Extracted data entries:

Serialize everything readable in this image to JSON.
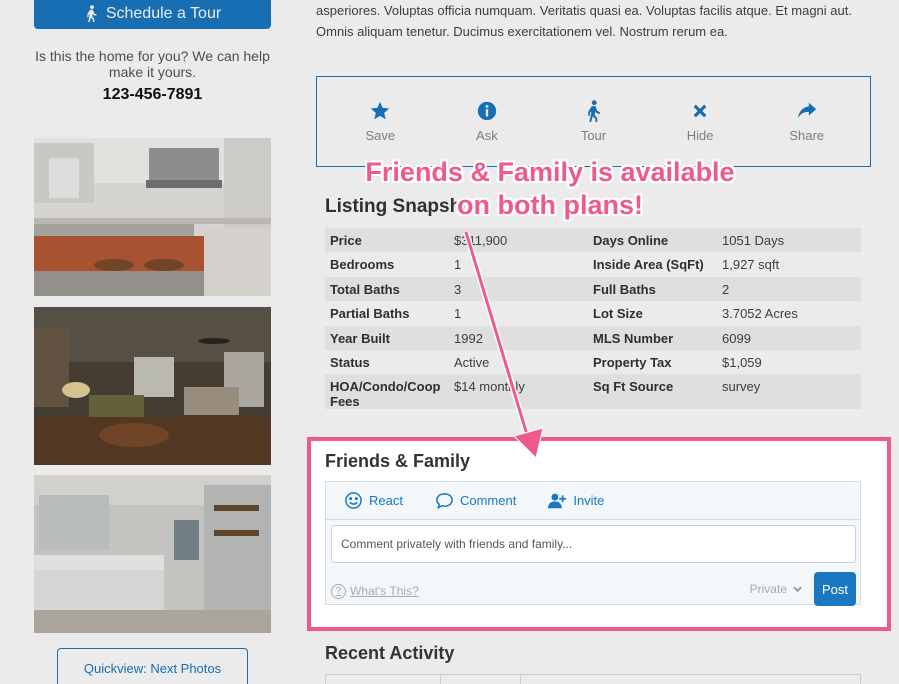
{
  "left": {
    "schedule_label": "Schedule a Tour",
    "help_text": "Is this the home for you? We can help make it yours.",
    "phone": "123-456-7891",
    "quickview_label": "Quickview: Next Photos"
  },
  "description": "asperiores. Voluptas officia numquam. Veritatis quasi ea. Voluptas facilis atque. Et magni aut. Omnis aliquam tenetur. Ducimus exercitationem vel. Nostrum rerum ea.",
  "actions": [
    {
      "label": "Save",
      "icon": "star-icon"
    },
    {
      "label": "Ask",
      "icon": "info-icon"
    },
    {
      "label": "Tour",
      "icon": "walking-icon"
    },
    {
      "label": "Hide",
      "icon": "close-icon"
    },
    {
      "label": "Share",
      "icon": "share-icon"
    }
  ],
  "snapshot": {
    "title": "Listing Snapshot",
    "rows": [
      {
        "l1": "Price",
        "v1": "$311,900",
        "l2": "Days Online",
        "v2": "1051 Days"
      },
      {
        "l1": "Bedrooms",
        "v1": "1",
        "l2": "Inside Area (SqFt)",
        "v2": "1,927 sqft"
      },
      {
        "l1": "Total Baths",
        "v1": "3",
        "l2": "Full Baths",
        "v2": "2"
      },
      {
        "l1": "Partial Baths",
        "v1": "1",
        "l2": "Lot Size",
        "v2": "3.7052 Acres"
      },
      {
        "l1": "Year Built",
        "v1": "1992",
        "l2": "MLS Number",
        "v2": "6099"
      },
      {
        "l1": "Status",
        "v1": "Active",
        "l2": "Property Tax",
        "v2": "$1,059"
      },
      {
        "l1": "HOA/Condo/Coop Fees",
        "v1": "$14 monthly",
        "l2": "Sq Ft Source",
        "v2": "survey"
      }
    ]
  },
  "friends_family": {
    "title": "Friends & Family",
    "tabs": {
      "react": "React",
      "comment": "Comment",
      "invite": "Invite"
    },
    "placeholder": "Comment privately with friends and family...",
    "whats_this": "What's This?",
    "privacy": "Private",
    "post_label": "Post"
  },
  "recent_activity_title": "Recent Activity",
  "annotation": {
    "line1": "Friends & Family is available",
    "line2": "on both plans!"
  },
  "colors": {
    "accent": "#1a78c2",
    "annotation": "#ee5a8c"
  }
}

Given request => Copy the records above exactly. The pictures are not part of the copy.

Response =>
Serialize everything readable in this image to JSON.
{
  "left": {
    "schedule_label": "Schedule a Tour",
    "help_text": "Is this the home for you? We can help make it yours.",
    "phone": "123-456-7891",
    "quickview_label": "Quickview: Next Photos"
  },
  "description": "asperiores. Voluptas officia numquam. Veritatis quasi ea. Voluptas facilis atque. Et magni aut. Omnis aliquam tenetur. Ducimus exercitationem vel. Nostrum rerum ea.",
  "actions": [
    {
      "label": "Save",
      "icon": "star-icon"
    },
    {
      "label": "Ask",
      "icon": "info-icon"
    },
    {
      "label": "Tour",
      "icon": "walking-icon"
    },
    {
      "label": "Hide",
      "icon": "close-icon"
    },
    {
      "label": "Share",
      "icon": "share-icon"
    }
  ],
  "snapshot": {
    "title": "Listing Snapshot",
    "rows": [
      {
        "l1": "Price",
        "v1": "$311,900",
        "l2": "Days Online",
        "v2": "1051 Days"
      },
      {
        "l1": "Bedrooms",
        "v1": "1",
        "l2": "Inside Area (SqFt)",
        "v2": "1,927 sqft"
      },
      {
        "l1": "Total Baths",
        "v1": "3",
        "l2": "Full Baths",
        "v2": "2"
      },
      {
        "l1": "Partial Baths",
        "v1": "1",
        "l2": "Lot Size",
        "v2": "3.7052 Acres"
      },
      {
        "l1": "Year Built",
        "v1": "1992",
        "l2": "MLS Number",
        "v2": "6099"
      },
      {
        "l1": "Status",
        "v1": "Active",
        "l2": "Property Tax",
        "v2": "$1,059"
      },
      {
        "l1": "HOA/Condo/Coop Fees",
        "v1": "$14 monthly",
        "l2": "Sq Ft Source",
        "v2": "survey"
      }
    ]
  },
  "friends_family": {
    "title": "Friends & Family",
    "tabs": {
      "react": "React",
      "comment": "Comment",
      "invite": "Invite"
    },
    "placeholder": "Comment privately with friends and family...",
    "whats_this": "What's This?",
    "privacy": "Private",
    "post_label": "Post"
  },
  "recent_activity_title": "Recent Activity",
  "annotation": {
    "line1": "Friends & Family is available",
    "line2": "on both plans!"
  },
  "colors": {
    "accent": "#1a78c2",
    "annotation": "#ee5a8c"
  }
}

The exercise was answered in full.